Extracted data entries:
····················

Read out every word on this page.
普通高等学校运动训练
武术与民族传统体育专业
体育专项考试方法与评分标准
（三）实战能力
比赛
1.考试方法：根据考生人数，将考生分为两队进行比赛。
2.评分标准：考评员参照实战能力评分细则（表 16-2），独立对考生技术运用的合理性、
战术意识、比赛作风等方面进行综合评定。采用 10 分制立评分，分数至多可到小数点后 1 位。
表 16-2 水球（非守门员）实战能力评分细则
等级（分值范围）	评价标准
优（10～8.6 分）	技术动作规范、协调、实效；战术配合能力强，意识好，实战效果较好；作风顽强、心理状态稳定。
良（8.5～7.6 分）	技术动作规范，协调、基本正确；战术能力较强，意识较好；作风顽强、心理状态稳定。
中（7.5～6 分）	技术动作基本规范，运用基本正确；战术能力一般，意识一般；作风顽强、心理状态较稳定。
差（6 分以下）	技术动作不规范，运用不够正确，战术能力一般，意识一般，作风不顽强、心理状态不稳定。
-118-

····················

BRIEF: Exactly reproduce the material above.

RESULT OF THIS EXERCISE:
Read out every word on this page.
普通高等学校运动训练
武术与民族传统体育专业
体育专项考试方法与评分标准
（三）实战能力
比赛
1.考试方法：根据考生人数，将考生分为两队进行比赛。
2.评分标准：考评员参照实战能力评分细则（表 16-2），独立对考生技术运用的合理性、
战术意识、比赛作风等方面进行综合评定。采用 10 分制立评分，分数至多可到小数点后 1 位。
表 16-2 水球（非守门员）实战能力评分细则
等级（分值范围）	评价标准
优（10～8.6 分）	技术动作规范、协调、实效；战术配合能力强，意识好，实战效果较好；作风顽强、心理状态稳定。
良（8.5～7.6 分）	技术动作规范，协调、基本正确；战术能力较强，意识较好；作风顽强、心理状态稳定。
中（7.5～6 分）	技术动作基本规范，运用基本正确；战术能力一般，意识一般；作风顽强、心理状态较稳定。
差（6 分以下）	技术动作不规范，运用不够正确，战术能力一般，意识一般，作风不顽强、心理状态不稳定。
-118-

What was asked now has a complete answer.